SUPPLIED DATA:
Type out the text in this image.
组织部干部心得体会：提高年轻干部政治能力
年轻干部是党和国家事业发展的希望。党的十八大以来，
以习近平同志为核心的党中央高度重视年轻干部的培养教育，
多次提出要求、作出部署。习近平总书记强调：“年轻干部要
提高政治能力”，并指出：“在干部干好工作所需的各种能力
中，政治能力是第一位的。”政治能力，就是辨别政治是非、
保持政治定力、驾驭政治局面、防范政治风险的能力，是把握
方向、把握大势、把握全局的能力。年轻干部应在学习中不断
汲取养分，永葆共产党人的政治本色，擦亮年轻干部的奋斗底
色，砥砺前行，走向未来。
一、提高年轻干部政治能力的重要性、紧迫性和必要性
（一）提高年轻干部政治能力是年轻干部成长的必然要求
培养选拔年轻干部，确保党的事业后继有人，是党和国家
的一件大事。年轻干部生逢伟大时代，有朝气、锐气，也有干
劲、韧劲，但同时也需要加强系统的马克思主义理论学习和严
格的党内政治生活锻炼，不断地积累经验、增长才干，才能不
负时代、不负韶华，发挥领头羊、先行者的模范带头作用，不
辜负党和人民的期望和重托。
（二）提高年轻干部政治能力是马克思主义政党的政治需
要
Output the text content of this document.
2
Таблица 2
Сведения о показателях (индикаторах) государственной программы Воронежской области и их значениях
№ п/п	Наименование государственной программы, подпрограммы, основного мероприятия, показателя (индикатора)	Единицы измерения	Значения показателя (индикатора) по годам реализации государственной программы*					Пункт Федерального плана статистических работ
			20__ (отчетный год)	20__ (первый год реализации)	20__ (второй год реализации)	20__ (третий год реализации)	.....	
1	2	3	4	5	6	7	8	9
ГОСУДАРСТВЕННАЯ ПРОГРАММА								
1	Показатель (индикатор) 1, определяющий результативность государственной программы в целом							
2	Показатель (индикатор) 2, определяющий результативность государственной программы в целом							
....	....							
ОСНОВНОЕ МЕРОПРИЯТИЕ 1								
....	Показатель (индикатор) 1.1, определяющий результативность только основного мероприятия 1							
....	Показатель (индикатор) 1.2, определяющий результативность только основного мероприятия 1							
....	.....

YOUR GOAL:
Extract each line of the material exactly as it stands.

EXPECTED ANSWER:
Type out the text in this image.
组织部干部心得体会：提高年轻干部政治能力
年轻干部是党和国家事业发展的希望。党的十八大以来，
以习近平同志为核心的党中央高度重视年轻干部的培养教育，
多次提出要求、作出部署。习近平总书记强调：“年轻干部要
提高政治能力”，并指出：“在干部干好工作所需的各种能力
中，政治能力是第一位的。”政治能力，就是辨别政治是非、
保持政治定力、驾驭政治局面、防范政治风险的能力，是把握
方向、把握大势、把握全局的能力。年轻干部应在学习中不断
汲取养分，永葆共产党人的政治本色，擦亮年轻干部的奋斗底
色，砥砺前行，走向未来。
一、提高年轻干部政治能力的重要性、紧迫性和必要性
（一）提高年轻干部政治能力是年轻干部成长的必然要求
培养选拔年轻干部，确保党的事业后继有人，是党和国家
的一件大事。年轻干部生逢伟大时代，有朝气、锐气，也有干
劲、韧劲，但同时也需要加强系统的马克思主义理论学习和严
格的党内政治生活锻炼，不断地积累经验、增长才干，才能不
负时代、不负韶华，发挥领头羊、先行者的模范带头作用，不
辜负党和人民的期望和重托。
（二）提高年轻干部政治能力是马克思主义政党的政治需
要
Output the text content of this document.
2
Таблица 2
Сведения о показателях (индикаторах) государственной программы Воронежской области и их значениях
№ п/п	Наименование государственной программы, подпрограммы, основного мероприятия, показателя (индикатора)	Единицы измерения	Значения показателя (индикатора) по годам реализации государственной программы*					Пункт Федерального плана статистических работ
			20__ (отчетный год)	20__ (первый год реализации)	20__ (второй год реализации)	20__ (третий год реализации)	.....	
1	2	3	4	5	6	7	8	9
ГОСУДАРСТВЕННАЯ ПРОГРАММА								
1	Показатель (индикатор) 1, определяющий результативность государственной программы в целом							
2	Показатель (индикатор) 2, определяющий результативность государственной программы в целом							
....	....							
ОСНОВНОЕ МЕРОПРИЯТИЕ 1								
....	Показатель (индикатор) 1.1, определяющий результативность только основного мероприятия 1							
....	Показатель (индикатор) 1.2, определяющий результативность только основного мероприятия 1							
....	.....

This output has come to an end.